• _THE PROBLEM_:
The records below are to be quoted in full; please keep every word exact.

• _RECORDS FOR THIS EXERCISE_:
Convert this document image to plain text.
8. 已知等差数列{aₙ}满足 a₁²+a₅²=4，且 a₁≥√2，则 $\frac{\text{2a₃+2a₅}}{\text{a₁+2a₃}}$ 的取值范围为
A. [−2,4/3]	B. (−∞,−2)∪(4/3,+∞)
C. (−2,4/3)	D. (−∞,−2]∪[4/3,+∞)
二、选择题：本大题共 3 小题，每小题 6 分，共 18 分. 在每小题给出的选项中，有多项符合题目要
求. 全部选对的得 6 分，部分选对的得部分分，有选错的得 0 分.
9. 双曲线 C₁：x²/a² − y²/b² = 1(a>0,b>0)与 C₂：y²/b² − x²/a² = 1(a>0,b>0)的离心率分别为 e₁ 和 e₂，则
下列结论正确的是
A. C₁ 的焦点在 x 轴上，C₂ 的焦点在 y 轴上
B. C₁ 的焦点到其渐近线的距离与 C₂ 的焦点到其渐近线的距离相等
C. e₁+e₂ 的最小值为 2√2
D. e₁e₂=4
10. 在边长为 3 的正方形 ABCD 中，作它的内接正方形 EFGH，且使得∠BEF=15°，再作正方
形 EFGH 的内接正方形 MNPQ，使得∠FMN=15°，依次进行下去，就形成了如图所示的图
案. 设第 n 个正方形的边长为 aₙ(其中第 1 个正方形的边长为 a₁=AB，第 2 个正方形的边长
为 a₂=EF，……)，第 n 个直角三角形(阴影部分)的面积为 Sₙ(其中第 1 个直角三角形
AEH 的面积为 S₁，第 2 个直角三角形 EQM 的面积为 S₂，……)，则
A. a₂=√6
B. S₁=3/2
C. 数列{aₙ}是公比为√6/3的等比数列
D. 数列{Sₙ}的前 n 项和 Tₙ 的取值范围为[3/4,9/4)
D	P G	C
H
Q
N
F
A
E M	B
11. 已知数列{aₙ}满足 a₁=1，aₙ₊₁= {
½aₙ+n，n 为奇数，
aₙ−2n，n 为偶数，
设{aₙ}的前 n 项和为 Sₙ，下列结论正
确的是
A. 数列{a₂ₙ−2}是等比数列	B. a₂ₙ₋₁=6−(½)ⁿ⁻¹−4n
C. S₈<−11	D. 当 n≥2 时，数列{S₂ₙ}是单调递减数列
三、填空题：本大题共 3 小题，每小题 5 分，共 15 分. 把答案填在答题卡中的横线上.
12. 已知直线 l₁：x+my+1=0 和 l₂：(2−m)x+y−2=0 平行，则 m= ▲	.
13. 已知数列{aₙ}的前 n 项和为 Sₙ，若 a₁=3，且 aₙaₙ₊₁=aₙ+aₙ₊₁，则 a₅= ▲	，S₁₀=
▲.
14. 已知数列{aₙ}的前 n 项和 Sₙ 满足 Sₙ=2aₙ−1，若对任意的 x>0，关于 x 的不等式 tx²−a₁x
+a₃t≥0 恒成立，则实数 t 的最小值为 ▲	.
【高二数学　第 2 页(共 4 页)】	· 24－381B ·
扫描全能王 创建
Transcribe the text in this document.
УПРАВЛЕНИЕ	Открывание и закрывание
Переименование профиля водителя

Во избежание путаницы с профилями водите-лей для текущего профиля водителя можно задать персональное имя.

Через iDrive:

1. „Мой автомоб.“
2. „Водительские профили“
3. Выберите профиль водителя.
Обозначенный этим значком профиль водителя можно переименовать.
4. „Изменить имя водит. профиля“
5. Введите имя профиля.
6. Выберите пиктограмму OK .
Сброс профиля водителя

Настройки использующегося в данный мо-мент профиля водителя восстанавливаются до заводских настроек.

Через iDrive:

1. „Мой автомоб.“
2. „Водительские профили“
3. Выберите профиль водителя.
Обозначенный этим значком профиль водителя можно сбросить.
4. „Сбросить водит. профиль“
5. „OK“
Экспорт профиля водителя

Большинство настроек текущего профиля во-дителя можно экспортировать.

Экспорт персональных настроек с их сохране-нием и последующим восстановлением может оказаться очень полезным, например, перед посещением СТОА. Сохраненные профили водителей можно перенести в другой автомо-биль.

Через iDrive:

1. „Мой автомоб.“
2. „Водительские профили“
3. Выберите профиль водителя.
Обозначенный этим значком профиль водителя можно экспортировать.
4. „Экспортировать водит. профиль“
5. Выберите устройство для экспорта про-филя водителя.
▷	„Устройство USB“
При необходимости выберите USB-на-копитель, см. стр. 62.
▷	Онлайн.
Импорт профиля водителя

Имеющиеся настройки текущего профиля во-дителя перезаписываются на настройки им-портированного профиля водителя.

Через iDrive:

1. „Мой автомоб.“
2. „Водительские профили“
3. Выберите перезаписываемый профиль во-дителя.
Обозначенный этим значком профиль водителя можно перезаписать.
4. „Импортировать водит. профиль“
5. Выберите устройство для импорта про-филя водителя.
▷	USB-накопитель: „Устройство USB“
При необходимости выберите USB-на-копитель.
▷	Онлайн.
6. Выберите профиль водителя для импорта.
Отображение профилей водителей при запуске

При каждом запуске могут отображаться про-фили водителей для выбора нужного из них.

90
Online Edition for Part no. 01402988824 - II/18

• _EXERCISE OUTPUT_:
Convert this document image to plain text.
8. 已知等差数列{aₙ}满足 a₁²+a₅²=4，且 a₁≥√2，则 $\frac{\text{2a₃+2a₅}}{\text{a₁+2a₃}}$ 的取值范围为
A. [−2,4/3]	B. (−∞,−2)∪(4/3,+∞)
C. (−2,4/3)	D. (−∞,−2]∪[4/3,+∞)
二、选择题：本大题共 3 小题，每小题 6 分，共 18 分. 在每小题给出的选项中，有多项符合题目要
求. 全部选对的得 6 分，部分选对的得部分分，有选错的得 0 分.
9. 双曲线 C₁：x²/a² − y²/b² = 1(a>0,b>0)与 C₂：y²/b² − x²/a² = 1(a>0,b>0)的离心率分别为 e₁ 和 e₂，则
下列结论正确的是
A. C₁ 的焦点在 x 轴上，C₂ 的焦点在 y 轴上
B. C₁ 的焦点到其渐近线的距离与 C₂ 的焦点到其渐近线的距离相等
C. e₁+e₂ 的最小值为 2√2
D. e₁e₂=4
10. 在边长为 3 的正方形 ABCD 中，作它的内接正方形 EFGH，且使得∠BEF=15°，再作正方
形 EFGH 的内接正方形 MNPQ，使得∠FMN=15°，依次进行下去，就形成了如图所示的图
案. 设第 n 个正方形的边长为 aₙ(其中第 1 个正方形的边长为 a₁=AB，第 2 个正方形的边长
为 a₂=EF，……)，第 n 个直角三角形(阴影部分)的面积为 Sₙ(其中第 1 个直角三角形
AEH 的面积为 S₁，第 2 个直角三角形 EQM 的面积为 S₂，……)，则
A. a₂=√6
B. S₁=3/2
C. 数列{aₙ}是公比为√6/3的等比数列
D. 数列{Sₙ}的前 n 项和 Tₙ 的取值范围为[3/4,9/4)
D	P G	C
H
Q
N
F
A
E M	B
11. 已知数列{aₙ}满足 a₁=1，aₙ₊₁= {
½aₙ+n，n 为奇数，
aₙ−2n，n 为偶数，
设{aₙ}的前 n 项和为 Sₙ，下列结论正
确的是
A. 数列{a₂ₙ−2}是等比数列	B. a₂ₙ₋₁=6−(½)ⁿ⁻¹−4n
C. S₈<−11	D. 当 n≥2 时，数列{S₂ₙ}是单调递减数列
三、填空题：本大题共 3 小题，每小题 5 分，共 15 分. 把答案填在答题卡中的横线上.
12. 已知直线 l₁：x+my+1=0 和 l₂：(2−m)x+y−2=0 平行，则 m= ▲	.
13. 已知数列{aₙ}的前 n 项和为 Sₙ，若 a₁=3，且 aₙaₙ₊₁=aₙ+aₙ₊₁，则 a₅= ▲	，S₁₀=
▲.
14. 已知数列{aₙ}的前 n 项和 Sₙ 满足 Sₙ=2aₙ−1，若对任意的 x>0，关于 x 的不等式 tx²−a₁x
+a₃t≥0 恒成立，则实数 t 的最小值为 ▲	.
【高二数学　第 2 页(共 4 页)】	· 24－381B ·
扫描全能王 创建
Transcribe the text in this document.
УПРАВЛЕНИЕ	Открывание и закрывание
Переименование профиля водителя

Во избежание путаницы с профилями водите-лей для текущего профиля водителя можно задать персональное имя.

Через iDrive:

1. „Мой автомоб.“
2. „Водительские профили“
3. Выберите профиль водителя.
Обозначенный этим значком профиль водителя можно переименовать.
4. „Изменить имя водит. профиля“
5. Введите имя профиля.
6. Выберите пиктограмму OK .
Сброс профиля водителя

Настройки использующегося в данный мо-мент профиля водителя восстанавливаются до заводских настроек.

Через iDrive:

1. „Мой автомоб.“
2. „Водительские профили“
3. Выберите профиль водителя.
Обозначенный этим значком профиль водителя можно сбросить.
4. „Сбросить водит. профиль“
5. „OK“
Экспорт профиля водителя

Большинство настроек текущего профиля во-дителя можно экспортировать.

Экспорт персональных настроек с их сохране-нием и последующим восстановлением может оказаться очень полезным, например, перед посещением СТОА. Сохраненные профили водителей можно перенести в другой автомо-биль.

Через iDrive:

1. „Мой автомоб.“
2. „Водительские профили“
3. Выберите профиль водителя.
Обозначенный этим значком профиль водителя можно экспортировать.
4. „Экспортировать водит. профиль“
5. Выберите устройство для экспорта про-филя водителя.
▷	„Устройство USB“
При необходимости выберите USB-на-копитель, см. стр. 62.
▷	Онлайн.
Импорт профиля водителя

Имеющиеся настройки текущего профиля во-дителя перезаписываются на настройки им-портированного профиля водителя.

Через iDrive:

1. „Мой автомоб.“
2. „Водительские профили“
3. Выберите перезаписываемый профиль во-дителя.
Обозначенный этим значком профиль водителя можно перезаписать.
4. „Импортировать водит. профиль“
5. Выберите устройство для импорта про-филя водителя.
▷	USB-накопитель: „Устройство USB“
При необходимости выберите USB-на-копитель.
▷	Онлайн.
6. Выберите профиль водителя для импорта.
Отображение профилей водителей при запуске

При каждом запуске могут отображаться про-фили водителей для выбора нужного из них.

90
Online Edition for Part no. 01402988824 - II/18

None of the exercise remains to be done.